Short exercise:
Repeat the records in full and exactly, omitting pictures.
##### Task input #####
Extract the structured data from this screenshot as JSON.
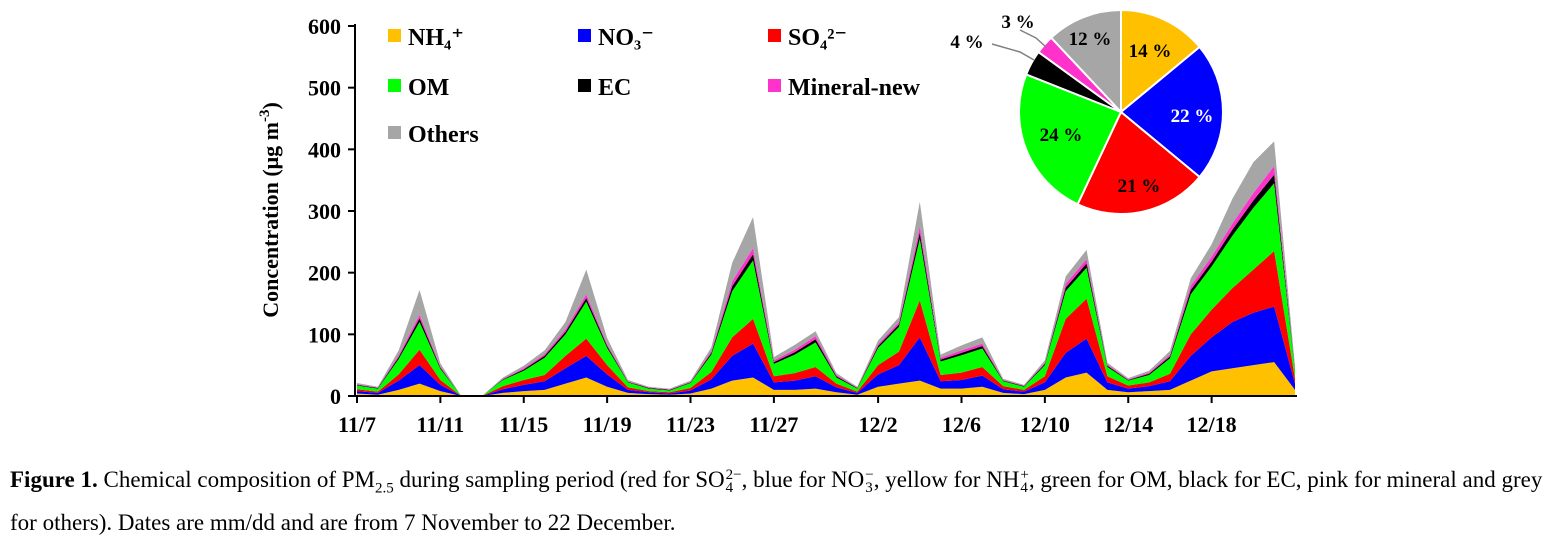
{
  "chart_data": [
    {
      "type": "area",
      "stacked": true,
      "ylabel": "Concentration (μg m⁻³)",
      "ylabel_parts": [
        "Concentration (μg m",
        "-3",
        ")"
      ],
      "ylim": [
        0,
        600
      ],
      "yticks": [
        "0",
        "100",
        "200",
        "300",
        "400",
        "500",
        "600"
      ],
      "xlabel": "",
      "xticks": [
        "11/7",
        "11/11",
        "11/15",
        "11/19",
        "11/23",
        "11/27",
        "12/2",
        "12/6",
        "12/10",
        "12/14",
        "12/18"
      ],
      "x": [
        "11/7",
        "11/8",
        "11/9",
        "11/10",
        "11/11",
        "11/12",
        "11/13",
        "11/14",
        "11/15",
        "11/16",
        "11/17",
        "11/18",
        "11/19",
        "11/20",
        "11/21",
        "11/22",
        "11/23",
        "11/24",
        "11/25",
        "11/26",
        "11/27",
        "11/28",
        "11/29",
        "11/30",
        "12/1",
        "12/2",
        "12/3",
        "12/4",
        "12/5",
        "12/6",
        "12/7",
        "12/8",
        "12/9",
        "12/10",
        "12/11",
        "12/12",
        "12/13",
        "12/14",
        "12/15",
        "12/16",
        "12/17",
        "12/18",
        "12/19",
        "12/20",
        "12/21",
        "12/22"
      ],
      "legend_position": "top-left",
      "series": [
        {
          "name": "NH₄⁺",
          "color": "#ffc000",
          "values": [
            4,
            2,
            10,
            20,
            8,
            0,
            0,
            5,
            8,
            10,
            20,
            30,
            15,
            5,
            3,
            2,
            4,
            12,
            25,
            30,
            10,
            10,
            12,
            6,
            2,
            15,
            20,
            25,
            12,
            12,
            15,
            5,
            3,
            10,
            30,
            38,
            10,
            6,
            8,
            10,
            25,
            40,
            45,
            50,
            55,
            10
          ]
        },
        {
          "name": "NO₃⁻",
          "color": "#0000ff",
          "values": [
            4,
            3,
            15,
            30,
            10,
            0,
            0,
            6,
            10,
            14,
            25,
            35,
            20,
            5,
            3,
            2,
            5,
            15,
            40,
            55,
            12,
            15,
            20,
            8,
            3,
            20,
            30,
            70,
            12,
            14,
            18,
            6,
            4,
            12,
            40,
            55,
            12,
            6,
            8,
            14,
            40,
            55,
            75,
            85,
            90,
            10
          ]
        },
        {
          "name": "SO₄²⁻",
          "color": "#ff0000",
          "values": [
            3,
            2,
            10,
            25,
            8,
            0,
            0,
            5,
            8,
            10,
            20,
            28,
            15,
            4,
            2,
            2,
            4,
            12,
            30,
            40,
            10,
            12,
            15,
            6,
            2,
            15,
            22,
            60,
            10,
            12,
            14,
            5,
            3,
            10,
            55,
            65,
            10,
            5,
            6,
            12,
            35,
            45,
            55,
            70,
            90,
            8
          ]
        },
        {
          "name": "OM",
          "color": "#00ff00",
          "values": [
            6,
            5,
            25,
            45,
            18,
            0,
            0,
            10,
            15,
            28,
            35,
            60,
            28,
            8,
            4,
            3,
            8,
            28,
            75,
            95,
            20,
            30,
            40,
            10,
            5,
            28,
            40,
            100,
            22,
            28,
            30,
            8,
            5,
            18,
            45,
            50,
            15,
            8,
            12,
            25,
            65,
            70,
            85,
            100,
            110,
            12
          ]
        },
        {
          "name": "EC",
          "color": "#000000",
          "values": [
            1,
            1,
            3,
            6,
            2,
            0,
            0,
            1,
            2,
            3,
            4,
            6,
            3,
            1,
            1,
            1,
            1,
            3,
            8,
            10,
            3,
            4,
            5,
            2,
            1,
            3,
            4,
            10,
            3,
            4,
            4,
            1,
            1,
            2,
            6,
            7,
            2,
            1,
            2,
            3,
            7,
            8,
            10,
            12,
            14,
            2
          ]
        },
        {
          "name": "Mineral-new",
          "color": "#ff33cc",
          "values": [
            1,
            1,
            3,
            6,
            2,
            0,
            0,
            1,
            2,
            3,
            4,
            6,
            3,
            1,
            1,
            1,
            1,
            3,
            8,
            10,
            3,
            4,
            5,
            2,
            1,
            3,
            4,
            10,
            3,
            4,
            4,
            1,
            1,
            2,
            6,
            7,
            2,
            1,
            2,
            3,
            7,
            8,
            10,
            12,
            14,
            2
          ]
        },
        {
          "name": "Others",
          "color": "#a6a6a6",
          "values": [
            2,
            1,
            8,
            40,
            5,
            0,
            0,
            2,
            4,
            6,
            12,
            40,
            10,
            2,
            1,
            1,
            2,
            6,
            30,
            50,
            5,
            8,
            8,
            3,
            1,
            6,
            8,
            40,
            5,
            8,
            10,
            2,
            1,
            4,
            12,
            15,
            3,
            2,
            3,
            6,
            12,
            20,
            40,
            50,
            40,
            4
          ]
        }
      ]
    },
    {
      "type": "pie",
      "slices": [
        {
          "name": "NH₄⁺",
          "value": 14,
          "label": "14 %",
          "color": "#ffc000"
        },
        {
          "name": "NO₃⁻",
          "value": 22,
          "label": "22 %",
          "color": "#0000ff"
        },
        {
          "name": "SO₄²⁻",
          "value": 21,
          "label": "21 %",
          "color": "#ff0000"
        },
        {
          "name": "OM",
          "value": 24,
          "label": "24 %",
          "color": "#00ff00"
        },
        {
          "name": "EC",
          "value": 4,
          "label": "4 %",
          "color": "#000000"
        },
        {
          "name": "Mineral-new",
          "value": 3,
          "label": "3 %",
          "color": "#ff33cc"
        },
        {
          "name": "Others",
          "value": 12,
          "label": "12 %",
          "color": "#a6a6a6"
        }
      ]
    }
  ],
  "caption": {
    "lead": "Figure 1.",
    "text_1": " Chemical composition of PM",
    "pm_sub": "2.5",
    "text_2": " during sampling period (red for SO",
    "so4_sup": "2−",
    "so4_sub": "4",
    "text_3": ", blue for NO",
    "no3_sup": "−",
    "no3_sub": "3",
    "text_4": ", yellow for NH",
    "nh4_sup": "+",
    "nh4_sub": "4",
    "text_5": ", green for OM, black for EC, pink for mineral and grey for others). Dates are mm/dd and are from 7 November to 22 December."
  }
}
#####
Solution to this exercise:
Extract the structured data from this screenshot as JSON.
{
  "chart_data": [
    {
      "type": "area",
      "stacked": true,
      "ylabel": "Concentration (μg m⁻³)",
      "ylabel_parts": [
        "Concentration (μg m",
        "-3",
        ")"
      ],
      "ylim": [
        0,
        600
      ],
      "yticks": [
        "0",
        "100",
        "200",
        "300",
        "400",
        "500",
        "600"
      ],
      "xlabel": "",
      "xticks": [
        "11/7",
        "11/11",
        "11/15",
        "11/19",
        "11/23",
        "11/27",
        "12/2",
        "12/6",
        "12/10",
        "12/14",
        "12/18"
      ],
      "x": [
        "11/7",
        "11/8",
        "11/9",
        "11/10",
        "11/11",
        "11/12",
        "11/13",
        "11/14",
        "11/15",
        "11/16",
        "11/17",
        "11/18",
        "11/19",
        "11/20",
        "11/21",
        "11/22",
        "11/23",
        "11/24",
        "11/25",
        "11/26",
        "11/27",
        "11/28",
        "11/29",
        "11/30",
        "12/1",
        "12/2",
        "12/3",
        "12/4",
        "12/5",
        "12/6",
        "12/7",
        "12/8",
        "12/9",
        "12/10",
        "12/11",
        "12/12",
        "12/13",
        "12/14",
        "12/15",
        "12/16",
        "12/17",
        "12/18",
        "12/19",
        "12/20",
        "12/21",
        "12/22"
      ],
      "legend_position": "top-left",
      "series": [
        {
          "name": "NH₄⁺",
          "color": "#ffc000",
          "values": [
            4,
            2,
            10,
            20,
            8,
            0,
            0,
            5,
            8,
            10,
            20,
            30,
            15,
            5,
            3,
            2,
            4,
            12,
            25,
            30,
            10,
            10,
            12,
            6,
            2,
            15,
            20,
            25,
            12,
            12,
            15,
            5,
            3,
            10,
            30,
            38,
            10,
            6,
            8,
            10,
            25,
            40,
            45,
            50,
            55,
            10
          ]
        },
        {
          "name": "NO₃⁻",
          "color": "#0000ff",
          "values": [
            4,
            3,
            15,
            30,
            10,
            0,
            0,
            6,
            10,
            14,
            25,
            35,
            20,
            5,
            3,
            2,
            5,
            15,
            40,
            55,
            12,
            15,
            20,
            8,
            3,
            20,
            30,
            70,
            12,
            14,
            18,
            6,
            4,
            12,
            40,
            55,
            12,
            6,
            8,
            14,
            40,
            55,
            75,
            85,
            90,
            10
          ]
        },
        {
          "name": "SO₄²⁻",
          "color": "#ff0000",
          "values": [
            3,
            2,
            10,
            25,
            8,
            0,
            0,
            5,
            8,
            10,
            20,
            28,
            15,
            4,
            2,
            2,
            4,
            12,
            30,
            40,
            10,
            12,
            15,
            6,
            2,
            15,
            22,
            60,
            10,
            12,
            14,
            5,
            3,
            10,
            55,
            65,
            10,
            5,
            6,
            12,
            35,
            45,
            55,
            70,
            90,
            8
          ]
        },
        {
          "name": "OM",
          "color": "#00ff00",
          "values": [
            6,
            5,
            25,
            45,
            18,
            0,
            0,
            10,
            15,
            28,
            35,
            60,
            28,
            8,
            4,
            3,
            8,
            28,
            75,
            95,
            20,
            30,
            40,
            10,
            5,
            28,
            40,
            100,
            22,
            28,
            30,
            8,
            5,
            18,
            45,
            50,
            15,
            8,
            12,
            25,
            65,
            70,
            85,
            100,
            110,
            12
          ]
        },
        {
          "name": "EC",
          "color": "#000000",
          "values": [
            1,
            1,
            3,
            6,
            2,
            0,
            0,
            1,
            2,
            3,
            4,
            6,
            3,
            1,
            1,
            1,
            1,
            3,
            8,
            10,
            3,
            4,
            5,
            2,
            1,
            3,
            4,
            10,
            3,
            4,
            4,
            1,
            1,
            2,
            6,
            7,
            2,
            1,
            2,
            3,
            7,
            8,
            10,
            12,
            14,
            2
          ]
        },
        {
          "name": "Mineral-new",
          "color": "#ff33cc",
          "values": [
            1,
            1,
            3,
            6,
            2,
            0,
            0,
            1,
            2,
            3,
            4,
            6,
            3,
            1,
            1,
            1,
            1,
            3,
            8,
            10,
            3,
            4,
            5,
            2,
            1,
            3,
            4,
            10,
            3,
            4,
            4,
            1,
            1,
            2,
            6,
            7,
            2,
            1,
            2,
            3,
            7,
            8,
            10,
            12,
            14,
            2
          ]
        },
        {
          "name": "Others",
          "color": "#a6a6a6",
          "values": [
            2,
            1,
            8,
            40,
            5,
            0,
            0,
            2,
            4,
            6,
            12,
            40,
            10,
            2,
            1,
            1,
            2,
            6,
            30,
            50,
            5,
            8,
            8,
            3,
            1,
            6,
            8,
            40,
            5,
            8,
            10,
            2,
            1,
            4,
            12,
            15,
            3,
            2,
            3,
            6,
            12,
            20,
            40,
            50,
            40,
            4
          ]
        }
      ]
    },
    {
      "type": "pie",
      "slices": [
        {
          "name": "NH₄⁺",
          "value": 14,
          "label": "14 %",
          "color": "#ffc000"
        },
        {
          "name": "NO₃⁻",
          "value": 22,
          "label": "22 %",
          "color": "#0000ff"
        },
        {
          "name": "SO₄²⁻",
          "value": 21,
          "label": "21 %",
          "color": "#ff0000"
        },
        {
          "name": "OM",
          "value": 24,
          "label": "24 %",
          "color": "#00ff00"
        },
        {
          "name": "EC",
          "value": 4,
          "label": "4 %",
          "color": "#000000"
        },
        {
          "name": "Mineral-new",
          "value": 3,
          "label": "3 %",
          "color": "#ff33cc"
        },
        {
          "name": "Others",
          "value": 12,
          "label": "12 %",
          "color": "#a6a6a6"
        }
      ]
    }
  ],
  "caption": {
    "lead": "Figure 1.",
    "text_1": " Chemical composition of PM",
    "pm_sub": "2.5",
    "text_2": " during sampling period (red for SO",
    "so4_sup": "2−",
    "so4_sub": "4",
    "text_3": ", blue for NO",
    "no3_sup": "−",
    "no3_sub": "3",
    "text_4": ", yellow for NH",
    "nh4_sup": "+",
    "nh4_sub": "4",
    "text_5": ", green for OM, black for EC, pink for mineral and grey for others). Dates are mm/dd and are from 7 November to 22 December."
  }
}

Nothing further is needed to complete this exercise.